▶ **TASK INSTRUCTIONS**
Retype all of the data exactly as given.

◆ ◆ ◆ ◆

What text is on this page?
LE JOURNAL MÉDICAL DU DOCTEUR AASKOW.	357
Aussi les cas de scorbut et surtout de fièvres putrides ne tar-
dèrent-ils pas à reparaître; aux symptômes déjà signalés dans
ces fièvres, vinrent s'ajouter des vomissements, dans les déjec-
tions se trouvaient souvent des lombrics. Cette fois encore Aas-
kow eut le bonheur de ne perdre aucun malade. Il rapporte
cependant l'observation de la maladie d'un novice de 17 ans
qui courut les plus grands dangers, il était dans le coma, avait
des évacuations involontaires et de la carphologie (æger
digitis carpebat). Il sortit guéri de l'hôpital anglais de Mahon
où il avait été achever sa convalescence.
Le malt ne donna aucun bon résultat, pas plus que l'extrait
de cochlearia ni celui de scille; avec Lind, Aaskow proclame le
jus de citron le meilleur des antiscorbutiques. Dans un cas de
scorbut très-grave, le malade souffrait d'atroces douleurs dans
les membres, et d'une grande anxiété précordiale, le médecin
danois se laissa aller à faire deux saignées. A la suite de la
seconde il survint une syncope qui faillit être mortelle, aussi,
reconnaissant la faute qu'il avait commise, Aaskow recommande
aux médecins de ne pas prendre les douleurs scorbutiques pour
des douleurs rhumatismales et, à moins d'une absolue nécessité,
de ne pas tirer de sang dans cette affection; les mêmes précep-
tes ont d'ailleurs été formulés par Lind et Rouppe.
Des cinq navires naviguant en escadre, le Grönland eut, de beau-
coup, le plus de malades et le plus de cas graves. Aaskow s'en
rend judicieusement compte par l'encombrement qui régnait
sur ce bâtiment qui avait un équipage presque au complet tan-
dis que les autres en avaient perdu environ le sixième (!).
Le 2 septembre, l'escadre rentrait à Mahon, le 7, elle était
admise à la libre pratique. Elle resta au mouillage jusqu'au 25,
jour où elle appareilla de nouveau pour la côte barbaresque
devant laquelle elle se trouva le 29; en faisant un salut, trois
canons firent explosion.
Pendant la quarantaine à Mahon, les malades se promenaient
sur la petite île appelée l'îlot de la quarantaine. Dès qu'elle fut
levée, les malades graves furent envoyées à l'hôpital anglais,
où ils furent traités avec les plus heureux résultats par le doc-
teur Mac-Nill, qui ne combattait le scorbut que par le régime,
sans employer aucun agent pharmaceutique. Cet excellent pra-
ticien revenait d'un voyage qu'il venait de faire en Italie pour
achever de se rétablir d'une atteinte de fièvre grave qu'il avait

◆ ◆ ◆ ◆

▶ **RESPONSE TO THIS EXERCISE**
What text is on this page?
LE JOURNAL MÉDICAL DU DOCTEUR AASKOW.	357
Aussi les cas de scorbut et surtout de fièvres putrides ne tar-
dèrent-ils pas à reparaître; aux symptômes déjà signalés dans
ces fièvres, vinrent s'ajouter des vomissements, dans les déjec-
tions se trouvaient souvent des lombrics. Cette fois encore Aas-
kow eut le bonheur de ne perdre aucun malade. Il rapporte
cependant l'observation de la maladie d'un novice de 17 ans
qui courut les plus grands dangers, il était dans le coma, avait
des évacuations involontaires et de la carphologie (æger
digitis carpebat). Il sortit guéri de l'hôpital anglais de Mahon
où il avait été achever sa convalescence.
Le malt ne donna aucun bon résultat, pas plus que l'extrait
de cochlearia ni celui de scille; avec Lind, Aaskow proclame le
jus de citron le meilleur des antiscorbutiques. Dans un cas de
scorbut très-grave, le malade souffrait d'atroces douleurs dans
les membres, et d'une grande anxiété précordiale, le médecin
danois se laissa aller à faire deux saignées. A la suite de la
seconde il survint une syncope qui faillit être mortelle, aussi,
reconnaissant la faute qu'il avait commise, Aaskow recommande
aux médecins de ne pas prendre les douleurs scorbutiques pour
des douleurs rhumatismales et, à moins d'une absolue nécessité,
de ne pas tirer de sang dans cette affection; les mêmes précep-
tes ont d'ailleurs été formulés par Lind et Rouppe.
Des cinq navires naviguant en escadre, le Grönland eut, de beau-
coup, le plus de malades et le plus de cas graves. Aaskow s'en
rend judicieusement compte par l'encombrement qui régnait
sur ce bâtiment qui avait un équipage presque au complet tan-
dis que les autres en avaient perdu environ le sixième (!).
Le 2 septembre, l'escadre rentrait à Mahon, le 7, elle était
admise à la libre pratique. Elle resta au mouillage jusqu'au 25,
jour où elle appareilla de nouveau pour la côte barbaresque
devant laquelle elle se trouva le 29; en faisant un salut, trois
canons firent explosion.
Pendant la quarantaine à Mahon, les malades se promenaient
sur la petite île appelée l'îlot de la quarantaine. Dès qu'elle fut
levée, les malades graves furent envoyées à l'hôpital anglais,
où ils furent traités avec les plus heureux résultats par le doc-
teur Mac-Nill, qui ne combattait le scorbut que par le régime,
sans employer aucun agent pharmaceutique. Cet excellent pra-
ticien revenait d'un voyage qu'il venait de faire en Italie pour
achever de se rétablir d'une atteinte de fièvre grave qu'il avait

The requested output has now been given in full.